● **DATA ROWS**:
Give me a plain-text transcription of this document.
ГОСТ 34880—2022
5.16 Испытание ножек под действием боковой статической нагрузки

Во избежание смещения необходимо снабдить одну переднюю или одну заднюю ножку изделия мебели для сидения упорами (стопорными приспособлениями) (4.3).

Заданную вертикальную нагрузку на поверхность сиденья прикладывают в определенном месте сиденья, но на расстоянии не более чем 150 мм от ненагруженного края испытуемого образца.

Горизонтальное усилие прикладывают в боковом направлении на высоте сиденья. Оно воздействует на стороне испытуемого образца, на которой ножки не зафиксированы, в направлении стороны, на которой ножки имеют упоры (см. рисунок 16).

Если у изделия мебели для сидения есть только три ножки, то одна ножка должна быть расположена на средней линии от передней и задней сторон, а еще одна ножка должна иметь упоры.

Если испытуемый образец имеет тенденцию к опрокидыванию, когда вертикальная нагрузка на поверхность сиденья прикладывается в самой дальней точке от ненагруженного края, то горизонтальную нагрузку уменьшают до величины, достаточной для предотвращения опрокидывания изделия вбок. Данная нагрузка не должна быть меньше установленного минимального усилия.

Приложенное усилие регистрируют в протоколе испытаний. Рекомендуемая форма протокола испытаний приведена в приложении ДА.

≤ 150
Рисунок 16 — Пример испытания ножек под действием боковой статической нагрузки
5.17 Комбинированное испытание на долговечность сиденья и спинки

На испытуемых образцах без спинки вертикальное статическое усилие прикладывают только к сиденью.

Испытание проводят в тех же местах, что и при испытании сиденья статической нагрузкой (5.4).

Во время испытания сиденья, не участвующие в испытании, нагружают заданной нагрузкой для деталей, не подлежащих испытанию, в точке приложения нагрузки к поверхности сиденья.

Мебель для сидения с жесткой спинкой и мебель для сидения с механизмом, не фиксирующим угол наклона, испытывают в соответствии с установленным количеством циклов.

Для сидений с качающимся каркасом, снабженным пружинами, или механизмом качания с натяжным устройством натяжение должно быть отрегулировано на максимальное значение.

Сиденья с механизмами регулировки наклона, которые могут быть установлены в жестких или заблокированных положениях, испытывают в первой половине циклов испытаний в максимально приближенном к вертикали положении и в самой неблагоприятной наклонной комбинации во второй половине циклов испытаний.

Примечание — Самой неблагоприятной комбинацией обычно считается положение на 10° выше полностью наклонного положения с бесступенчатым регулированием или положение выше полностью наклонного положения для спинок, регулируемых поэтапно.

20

● **OBJECTIVE**: Print the material above once more, exactly.

● **SOLUTION TO THE PROBLEM**:
Give me a plain-text transcription of this document.
ГОСТ 34880—2022
5.16 Испытание ножек под действием боковой статической нагрузки

Во избежание смещения необходимо снабдить одну переднюю или одну заднюю ножку изделия мебели для сидения упорами (стопорными приспособлениями) (4.3).

Заданную вертикальную нагрузку на поверхность сиденья прикладывают в определенном месте сиденья, но на расстоянии не более чем 150 мм от ненагруженного края испытуемого образца.

Горизонтальное усилие прикладывают в боковом направлении на высоте сиденья. Оно воздействует на стороне испытуемого образца, на которой ножки не зафиксированы, в направлении стороны, на которой ножки имеют упоры (см. рисунок 16).

Если у изделия мебели для сидения есть только три ножки, то одна ножка должна быть расположена на средней линии от передней и задней сторон, а еще одна ножка должна иметь упоры.

Если испытуемый образец имеет тенденцию к опрокидыванию, когда вертикальная нагрузка на поверхность сиденья прикладывается в самой дальней точке от ненагруженного края, то горизонтальную нагрузку уменьшают до величины, достаточной для предотвращения опрокидывания изделия вбок. Данная нагрузка не должна быть меньше установленного минимального усилия.

Приложенное усилие регистрируют в протоколе испытаний. Рекомендуемая форма протокола испытаний приведена в приложении ДА.

≤ 150
Рисунок 16 — Пример испытания ножек под действием боковой статической нагрузки
5.17 Комбинированное испытание на долговечность сиденья и спинки

На испытуемых образцах без спинки вертикальное статическое усилие прикладывают только к сиденью.

Испытание проводят в тех же местах, что и при испытании сиденья статической нагрузкой (5.4).

Во время испытания сиденья, не участвующие в испытании, нагружают заданной нагрузкой для деталей, не подлежащих испытанию, в точке приложения нагрузки к поверхности сиденья.

Мебель для сидения с жесткой спинкой и мебель для сидения с механизмом, не фиксирующим угол наклона, испытывают в соответствии с установленным количеством циклов.

Для сидений с качающимся каркасом, снабженным пружинами, или механизмом качания с натяжным устройством натяжение должно быть отрегулировано на максимальное значение.

Сиденья с механизмами регулировки наклона, которые могут быть установлены в жестких или заблокированных положениях, испытывают в первой половине циклов испытаний в максимально приближенном к вертикали положении и в самой неблагоприятной наклонной комбинации во второй половине циклов испытаний.

Примечание — Самой неблагоприятной комбинацией обычно считается положение на 10° выше полностью наклонного положения с бесступенчатым регулированием или положение выше полностью наклонного положения для спинок, регулируемых поэтапно.

20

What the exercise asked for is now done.